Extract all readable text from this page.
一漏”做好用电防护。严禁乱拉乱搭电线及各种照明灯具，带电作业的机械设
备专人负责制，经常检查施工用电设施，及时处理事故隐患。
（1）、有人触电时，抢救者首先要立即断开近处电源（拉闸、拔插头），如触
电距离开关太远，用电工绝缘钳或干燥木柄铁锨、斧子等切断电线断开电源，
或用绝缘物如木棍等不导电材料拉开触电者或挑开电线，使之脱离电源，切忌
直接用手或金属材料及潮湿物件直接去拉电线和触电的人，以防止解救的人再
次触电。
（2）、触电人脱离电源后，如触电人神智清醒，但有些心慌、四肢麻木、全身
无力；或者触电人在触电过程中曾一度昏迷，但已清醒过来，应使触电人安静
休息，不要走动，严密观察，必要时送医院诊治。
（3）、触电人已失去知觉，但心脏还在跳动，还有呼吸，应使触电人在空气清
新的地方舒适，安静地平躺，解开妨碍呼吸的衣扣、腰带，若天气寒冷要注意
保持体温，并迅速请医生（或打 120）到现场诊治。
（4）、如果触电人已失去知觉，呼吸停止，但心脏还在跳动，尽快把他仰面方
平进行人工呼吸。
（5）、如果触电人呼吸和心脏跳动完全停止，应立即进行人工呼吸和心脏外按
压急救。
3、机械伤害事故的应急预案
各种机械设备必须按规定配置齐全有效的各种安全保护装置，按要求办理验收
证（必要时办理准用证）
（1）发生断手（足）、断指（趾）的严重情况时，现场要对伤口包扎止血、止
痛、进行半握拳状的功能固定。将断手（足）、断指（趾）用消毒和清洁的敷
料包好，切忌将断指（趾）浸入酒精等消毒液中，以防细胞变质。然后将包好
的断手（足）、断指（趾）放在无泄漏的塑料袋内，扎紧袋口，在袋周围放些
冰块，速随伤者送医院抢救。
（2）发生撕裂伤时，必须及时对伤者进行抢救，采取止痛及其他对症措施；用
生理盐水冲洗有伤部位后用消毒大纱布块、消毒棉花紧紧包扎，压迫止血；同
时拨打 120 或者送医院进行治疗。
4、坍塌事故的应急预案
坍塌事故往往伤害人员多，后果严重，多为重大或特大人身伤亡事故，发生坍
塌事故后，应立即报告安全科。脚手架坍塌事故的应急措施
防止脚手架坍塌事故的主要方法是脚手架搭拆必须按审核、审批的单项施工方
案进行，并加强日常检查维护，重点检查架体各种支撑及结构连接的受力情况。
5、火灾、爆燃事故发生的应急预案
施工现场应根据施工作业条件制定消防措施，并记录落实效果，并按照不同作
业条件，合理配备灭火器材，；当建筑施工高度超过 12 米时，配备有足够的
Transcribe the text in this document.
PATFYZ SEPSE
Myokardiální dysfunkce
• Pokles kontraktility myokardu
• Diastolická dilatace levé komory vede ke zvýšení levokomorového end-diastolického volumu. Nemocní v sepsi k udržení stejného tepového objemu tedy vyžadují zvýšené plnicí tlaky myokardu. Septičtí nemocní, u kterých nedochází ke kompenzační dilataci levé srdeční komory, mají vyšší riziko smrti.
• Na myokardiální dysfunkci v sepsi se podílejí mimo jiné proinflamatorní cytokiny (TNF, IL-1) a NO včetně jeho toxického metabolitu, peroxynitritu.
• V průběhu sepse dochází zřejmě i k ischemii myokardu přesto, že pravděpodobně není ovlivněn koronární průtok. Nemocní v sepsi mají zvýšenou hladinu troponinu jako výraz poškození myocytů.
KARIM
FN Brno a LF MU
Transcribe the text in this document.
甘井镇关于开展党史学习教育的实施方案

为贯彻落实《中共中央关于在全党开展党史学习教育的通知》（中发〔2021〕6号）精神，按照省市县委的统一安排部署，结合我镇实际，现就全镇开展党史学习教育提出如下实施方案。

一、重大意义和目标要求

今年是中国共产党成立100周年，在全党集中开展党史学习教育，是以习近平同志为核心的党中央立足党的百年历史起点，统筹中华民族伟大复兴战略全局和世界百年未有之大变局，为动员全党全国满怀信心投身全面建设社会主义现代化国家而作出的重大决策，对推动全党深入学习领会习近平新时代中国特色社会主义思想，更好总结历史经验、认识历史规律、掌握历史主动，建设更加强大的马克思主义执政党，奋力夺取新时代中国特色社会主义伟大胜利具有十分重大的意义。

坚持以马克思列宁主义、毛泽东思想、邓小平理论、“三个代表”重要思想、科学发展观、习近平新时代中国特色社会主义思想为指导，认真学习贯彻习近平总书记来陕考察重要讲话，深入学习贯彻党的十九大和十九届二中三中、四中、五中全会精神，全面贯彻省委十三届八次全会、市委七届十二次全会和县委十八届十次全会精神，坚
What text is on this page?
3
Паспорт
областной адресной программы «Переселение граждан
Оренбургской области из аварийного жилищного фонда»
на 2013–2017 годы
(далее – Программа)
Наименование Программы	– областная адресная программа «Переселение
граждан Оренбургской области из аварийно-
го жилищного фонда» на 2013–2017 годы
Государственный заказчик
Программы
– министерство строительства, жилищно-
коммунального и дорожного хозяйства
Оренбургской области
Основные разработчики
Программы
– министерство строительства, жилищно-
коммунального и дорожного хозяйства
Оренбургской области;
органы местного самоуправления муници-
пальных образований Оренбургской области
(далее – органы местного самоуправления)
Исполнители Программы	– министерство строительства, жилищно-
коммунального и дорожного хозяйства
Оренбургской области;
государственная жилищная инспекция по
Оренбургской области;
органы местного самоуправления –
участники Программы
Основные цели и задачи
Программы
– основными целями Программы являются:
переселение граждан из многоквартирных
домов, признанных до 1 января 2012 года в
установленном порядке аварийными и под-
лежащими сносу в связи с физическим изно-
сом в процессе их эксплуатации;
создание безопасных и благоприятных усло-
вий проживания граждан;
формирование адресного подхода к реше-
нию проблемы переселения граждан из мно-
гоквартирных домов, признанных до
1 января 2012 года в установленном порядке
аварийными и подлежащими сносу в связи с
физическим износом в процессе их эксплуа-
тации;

WHAT IS BEING ASKED:
From the entries above, copy every line containing the word "домов".

RESULT OF THIS TASK:
домов, признанных до 1 января 2012 года в
гоквартирных домов, признанных до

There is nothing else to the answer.